Task statement>
Copy out each line that includes the word "this".

Entries supplied>
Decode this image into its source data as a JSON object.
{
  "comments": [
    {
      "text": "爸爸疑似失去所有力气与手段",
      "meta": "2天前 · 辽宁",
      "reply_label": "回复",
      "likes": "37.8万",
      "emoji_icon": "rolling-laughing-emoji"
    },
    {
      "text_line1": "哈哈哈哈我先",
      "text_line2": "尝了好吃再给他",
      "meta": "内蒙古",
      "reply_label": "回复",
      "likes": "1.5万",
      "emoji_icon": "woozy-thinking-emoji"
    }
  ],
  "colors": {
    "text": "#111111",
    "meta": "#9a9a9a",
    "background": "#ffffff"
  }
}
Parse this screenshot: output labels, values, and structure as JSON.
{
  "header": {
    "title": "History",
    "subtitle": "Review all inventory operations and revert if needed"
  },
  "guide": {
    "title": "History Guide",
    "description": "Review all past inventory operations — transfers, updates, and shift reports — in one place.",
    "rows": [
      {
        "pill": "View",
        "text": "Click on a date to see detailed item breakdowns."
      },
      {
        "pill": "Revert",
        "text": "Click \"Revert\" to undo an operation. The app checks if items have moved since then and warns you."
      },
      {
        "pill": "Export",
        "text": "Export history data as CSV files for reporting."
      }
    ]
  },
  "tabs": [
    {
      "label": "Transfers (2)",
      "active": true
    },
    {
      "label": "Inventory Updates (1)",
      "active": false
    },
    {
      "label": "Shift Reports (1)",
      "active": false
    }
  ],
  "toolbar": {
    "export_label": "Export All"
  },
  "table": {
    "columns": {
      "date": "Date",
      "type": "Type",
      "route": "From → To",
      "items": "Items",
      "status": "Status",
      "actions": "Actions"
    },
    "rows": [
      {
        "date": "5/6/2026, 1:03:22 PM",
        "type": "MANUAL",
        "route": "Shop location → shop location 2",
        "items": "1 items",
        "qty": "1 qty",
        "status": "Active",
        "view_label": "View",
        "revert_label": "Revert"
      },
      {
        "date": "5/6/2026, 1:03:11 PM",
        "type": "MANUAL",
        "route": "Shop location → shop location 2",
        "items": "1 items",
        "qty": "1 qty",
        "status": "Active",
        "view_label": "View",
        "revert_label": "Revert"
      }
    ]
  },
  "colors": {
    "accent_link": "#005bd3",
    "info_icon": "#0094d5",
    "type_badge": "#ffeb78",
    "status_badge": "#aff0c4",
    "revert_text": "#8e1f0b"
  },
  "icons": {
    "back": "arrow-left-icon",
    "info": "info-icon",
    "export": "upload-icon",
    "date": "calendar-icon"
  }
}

Exercise solution>
Decode this image into its source data as a JSON object.
Parse this screenshot: output labels, values, and structure as JSON.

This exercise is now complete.